(A run of records)

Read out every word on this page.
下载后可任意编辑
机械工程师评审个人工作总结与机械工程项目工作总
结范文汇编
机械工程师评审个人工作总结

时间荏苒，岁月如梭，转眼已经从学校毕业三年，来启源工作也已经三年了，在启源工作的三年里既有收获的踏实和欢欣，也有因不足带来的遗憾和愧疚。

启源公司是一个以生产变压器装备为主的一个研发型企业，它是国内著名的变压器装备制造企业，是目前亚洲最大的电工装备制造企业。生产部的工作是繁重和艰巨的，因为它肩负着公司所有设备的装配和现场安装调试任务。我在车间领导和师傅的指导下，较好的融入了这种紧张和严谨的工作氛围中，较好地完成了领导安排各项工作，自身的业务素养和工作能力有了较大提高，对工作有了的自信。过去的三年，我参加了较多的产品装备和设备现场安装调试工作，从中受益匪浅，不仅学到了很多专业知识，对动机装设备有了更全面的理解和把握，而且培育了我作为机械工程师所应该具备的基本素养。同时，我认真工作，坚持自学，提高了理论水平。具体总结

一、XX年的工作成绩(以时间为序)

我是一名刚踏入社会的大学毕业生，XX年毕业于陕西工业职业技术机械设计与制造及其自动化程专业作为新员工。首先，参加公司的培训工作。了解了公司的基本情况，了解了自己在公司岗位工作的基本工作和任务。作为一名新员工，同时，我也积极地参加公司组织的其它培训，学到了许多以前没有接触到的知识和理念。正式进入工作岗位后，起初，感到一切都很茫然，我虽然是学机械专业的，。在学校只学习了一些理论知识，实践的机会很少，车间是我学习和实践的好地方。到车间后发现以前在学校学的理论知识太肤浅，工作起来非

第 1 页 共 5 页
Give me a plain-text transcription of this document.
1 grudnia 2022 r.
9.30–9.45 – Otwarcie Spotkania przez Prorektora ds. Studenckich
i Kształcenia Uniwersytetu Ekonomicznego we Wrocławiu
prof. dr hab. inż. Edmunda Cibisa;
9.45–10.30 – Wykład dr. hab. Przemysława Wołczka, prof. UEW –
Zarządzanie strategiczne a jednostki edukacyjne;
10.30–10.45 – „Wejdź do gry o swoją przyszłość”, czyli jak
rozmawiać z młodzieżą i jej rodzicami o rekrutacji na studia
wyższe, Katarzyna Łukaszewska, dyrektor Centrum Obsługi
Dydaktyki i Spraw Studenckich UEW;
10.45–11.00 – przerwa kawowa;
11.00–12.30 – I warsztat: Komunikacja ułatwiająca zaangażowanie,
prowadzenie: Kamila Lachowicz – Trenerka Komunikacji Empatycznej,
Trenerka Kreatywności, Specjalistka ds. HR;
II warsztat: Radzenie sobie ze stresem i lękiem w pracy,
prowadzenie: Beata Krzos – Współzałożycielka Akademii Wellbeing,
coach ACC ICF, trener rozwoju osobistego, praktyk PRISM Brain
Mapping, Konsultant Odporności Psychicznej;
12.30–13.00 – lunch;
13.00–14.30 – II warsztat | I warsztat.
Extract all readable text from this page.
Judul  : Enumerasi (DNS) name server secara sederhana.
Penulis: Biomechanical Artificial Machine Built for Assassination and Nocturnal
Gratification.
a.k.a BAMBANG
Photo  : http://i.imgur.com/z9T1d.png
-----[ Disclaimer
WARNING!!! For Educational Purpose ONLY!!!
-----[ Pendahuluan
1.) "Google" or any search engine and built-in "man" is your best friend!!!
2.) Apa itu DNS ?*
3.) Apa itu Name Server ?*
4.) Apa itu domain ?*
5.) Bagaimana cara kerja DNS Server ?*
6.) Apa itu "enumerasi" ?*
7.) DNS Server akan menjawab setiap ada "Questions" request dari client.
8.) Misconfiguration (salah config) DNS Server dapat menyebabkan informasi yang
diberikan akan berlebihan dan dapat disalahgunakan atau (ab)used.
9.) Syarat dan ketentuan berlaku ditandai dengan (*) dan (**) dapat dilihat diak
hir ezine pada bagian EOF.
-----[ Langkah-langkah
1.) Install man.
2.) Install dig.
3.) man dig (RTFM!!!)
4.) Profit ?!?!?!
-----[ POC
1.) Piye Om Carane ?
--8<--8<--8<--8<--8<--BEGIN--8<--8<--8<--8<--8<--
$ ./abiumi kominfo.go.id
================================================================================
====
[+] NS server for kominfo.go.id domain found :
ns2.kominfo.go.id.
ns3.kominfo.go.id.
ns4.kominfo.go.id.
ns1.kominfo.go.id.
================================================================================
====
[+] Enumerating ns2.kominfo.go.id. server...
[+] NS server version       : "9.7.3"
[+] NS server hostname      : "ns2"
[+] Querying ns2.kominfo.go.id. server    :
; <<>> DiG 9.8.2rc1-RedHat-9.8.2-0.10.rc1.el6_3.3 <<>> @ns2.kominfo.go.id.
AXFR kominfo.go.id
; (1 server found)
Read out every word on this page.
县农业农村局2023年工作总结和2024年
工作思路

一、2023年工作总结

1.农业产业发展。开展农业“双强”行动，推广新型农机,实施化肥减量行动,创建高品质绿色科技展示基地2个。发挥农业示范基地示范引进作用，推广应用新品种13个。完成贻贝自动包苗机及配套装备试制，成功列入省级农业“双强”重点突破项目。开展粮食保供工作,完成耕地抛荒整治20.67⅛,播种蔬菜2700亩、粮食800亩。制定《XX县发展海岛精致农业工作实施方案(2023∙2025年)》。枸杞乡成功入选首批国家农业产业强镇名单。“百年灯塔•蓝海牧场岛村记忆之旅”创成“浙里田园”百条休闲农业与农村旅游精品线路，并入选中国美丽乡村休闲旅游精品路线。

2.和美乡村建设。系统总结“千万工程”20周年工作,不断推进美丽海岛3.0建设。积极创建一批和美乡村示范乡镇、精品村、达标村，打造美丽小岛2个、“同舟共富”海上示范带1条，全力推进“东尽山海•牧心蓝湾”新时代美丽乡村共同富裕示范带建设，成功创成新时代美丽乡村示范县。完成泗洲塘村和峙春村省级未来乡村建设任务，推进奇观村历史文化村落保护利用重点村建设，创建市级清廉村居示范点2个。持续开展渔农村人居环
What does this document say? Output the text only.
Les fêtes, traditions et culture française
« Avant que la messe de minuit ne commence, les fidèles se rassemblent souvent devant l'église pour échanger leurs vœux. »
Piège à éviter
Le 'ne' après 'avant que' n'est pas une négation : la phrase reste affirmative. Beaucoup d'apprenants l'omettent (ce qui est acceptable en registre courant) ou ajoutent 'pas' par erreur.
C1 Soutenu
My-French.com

> _Written problem_
Transcribe the material above in its entirety. Match it exactly.

> _Result for this task_
Read out every word on this page.
下载后可任意编辑
机械工程师评审个人工作总结与机械工程项目工作总
结范文汇编
机械工程师评审个人工作总结

时间荏苒，岁月如梭，转眼已经从学校毕业三年，来启源工作也已经三年了，在启源工作的三年里既有收获的踏实和欢欣，也有因不足带来的遗憾和愧疚。

启源公司是一个以生产变压器装备为主的一个研发型企业，它是国内著名的变压器装备制造企业，是目前亚洲最大的电工装备制造企业。生产部的工作是繁重和艰巨的，因为它肩负着公司所有设备的装配和现场安装调试任务。我在车间领导和师傅的指导下，较好的融入了这种紧张和严谨的工作氛围中，较好地完成了领导安排各项工作，自身的业务素养和工作能力有了较大提高，对工作有了的自信。过去的三年，我参加了较多的产品装备和设备现场安装调试工作，从中受益匪浅，不仅学到了很多专业知识，对动机装设备有了更全面的理解和把握，而且培育了我作为机械工程师所应该具备的基本素养。同时，我认真工作，坚持自学，提高了理论水平。具体总结

一、XX年的工作成绩(以时间为序)

我是一名刚踏入社会的大学毕业生，XX年毕业于陕西工业职业技术机械设计与制造及其自动化程专业作为新员工。首先，参加公司的培训工作。了解了公司的基本情况，了解了自己在公司岗位工作的基本工作和任务。作为一名新员工，同时，我也积极地参加公司组织的其它培训，学到了许多以前没有接触到的知识和理念。正式进入工作岗位后，起初，感到一切都很茫然，我虽然是学机械专业的，。在学校只学习了一些理论知识，实践的机会很少，车间是我学习和实践的好地方。到车间后发现以前在学校学的理论知识太肤浅，工作起来非

第 1 页 共 5 页
Give me a plain-text transcription of this document.
1 grudnia 2022 r.
9.30–9.45 – Otwarcie Spotkania przez Prorektora ds. Studenckich
i Kształcenia Uniwersytetu Ekonomicznego we Wrocławiu
prof. dr hab. inż. Edmunda Cibisa;
9.45–10.30 – Wykład dr. hab. Przemysława Wołczka, prof. UEW –
Zarządzanie strategiczne a jednostki edukacyjne;
10.30–10.45 – „Wejdź do gry o swoją przyszłość”, czyli jak
rozmawiać z młodzieżą i jej rodzicami o rekrutacji na studia
wyższe, Katarzyna Łukaszewska, dyrektor Centrum Obsługi
Dydaktyki i Spraw Studenckich UEW;
10.45–11.00 – przerwa kawowa;
11.00–12.30 – I warsztat: Komunikacja ułatwiająca zaangażowanie,
prowadzenie: Kamila Lachowicz – Trenerka Komunikacji Empatycznej,
Trenerka Kreatywności, Specjalistka ds. HR;
II warsztat: Radzenie sobie ze stresem i lękiem w pracy,
prowadzenie: Beata Krzos – Współzałożycielka Akademii Wellbeing,
coach ACC ICF, trener rozwoju osobistego, praktyk PRISM Brain
Mapping, Konsultant Odporności Psychicznej;
12.30–13.00 – lunch;
13.00–14.30 – II warsztat | I warsztat.
Extract all readable text from this page.
Judul  : Enumerasi (DNS) name server secara sederhana.
Penulis: Biomechanical Artificial Machine Built for Assassination and Nocturnal
Gratification.
a.k.a BAMBANG
Photo  : http://i.imgur.com/z9T1d.png
-----[ Disclaimer
WARNING!!! For Educational Purpose ONLY!!!
-----[ Pendahuluan
1.) "Google" or any search engine and built-in "man" is your best friend!!!
2.) Apa itu DNS ?*
3.) Apa itu Name Server ?*
4.) Apa itu domain ?*
5.) Bagaimana cara kerja DNS Server ?*
6.) Apa itu "enumerasi" ?*
7.) DNS Server akan menjawab setiap ada "Questions" request dari client.
8.) Misconfiguration (salah config) DNS Server dapat menyebabkan informasi yang
diberikan akan berlebihan dan dapat disalahgunakan atau (ab)used.
9.) Syarat dan ketentuan berlaku ditandai dengan (*) dan (**) dapat dilihat diak
hir ezine pada bagian EOF.
-----[ Langkah-langkah
1.) Install man.
2.) Install dig.
3.) man dig (RTFM!!!)
4.) Profit ?!?!?!
-----[ POC
1.) Piye Om Carane ?
--8<--8<--8<--8<--8<--BEGIN--8<--8<--8<--8<--8<--
$ ./abiumi kominfo.go.id
================================================================================
====
[+] NS server for kominfo.go.id domain found :
ns2.kominfo.go.id.
ns3.kominfo.go.id.
ns4.kominfo.go.id.
ns1.kominfo.go.id.
================================================================================
====
[+] Enumerating ns2.kominfo.go.id. server...
[+] NS server version       : "9.7.3"
[+] NS server hostname      : "ns2"
[+] Querying ns2.kominfo.go.id. server    :
; <<>> DiG 9.8.2rc1-RedHat-9.8.2-0.10.rc1.el6_3.3 <<>> @ns2.kominfo.go.id.
AXFR kominfo.go.id
; (1 server found)
Read out every word on this page.
县农业农村局2023年工作总结和2024年
工作思路

一、2023年工作总结

1.农业产业发展。开展农业“双强”行动，推广新型农机,实施化肥减量行动,创建高品质绿色科技展示基地2个。发挥农业示范基地示范引进作用，推广应用新品种13个。完成贻贝自动包苗机及配套装备试制，成功列入省级农业“双强”重点突破项目。开展粮食保供工作,完成耕地抛荒整治20.67⅛,播种蔬菜2700亩、粮食800亩。制定《XX县发展海岛精致农业工作实施方案(2023∙2025年)》。枸杞乡成功入选首批国家农业产业强镇名单。“百年灯塔•蓝海牧场岛村记忆之旅”创成“浙里田园”百条休闲农业与农村旅游精品线路，并入选中国美丽乡村休闲旅游精品路线。

2.和美乡村建设。系统总结“千万工程”20周年工作,不断推进美丽海岛3.0建设。积极创建一批和美乡村示范乡镇、精品村、达标村，打造美丽小岛2个、“同舟共富”海上示范带1条，全力推进“东尽山海•牧心蓝湾”新时代美丽乡村共同富裕示范带建设，成功创成新时代美丽乡村示范县。完成泗洲塘村和峙春村省级未来乡村建设任务，推进奇观村历史文化村落保护利用重点村建设，创建市级清廉村居示范点2个。持续开展渔农村人居环
What does this document say? Output the text only.
Les fêtes, traditions et culture française
« Avant que la messe de minuit ne commence, les fidèles se rassemblent souvent devant l'église pour échanger leurs vœux. »
Piège à éviter
Le 'ne' après 'avant que' n'est pas une négation : la phrase reste affirmative. Beaucoup d'apprenants l'omettent (ce qui est acceptable en registre courant) ou ajoutent 'pas' par erreur.
C1 Soutenu
My-French.com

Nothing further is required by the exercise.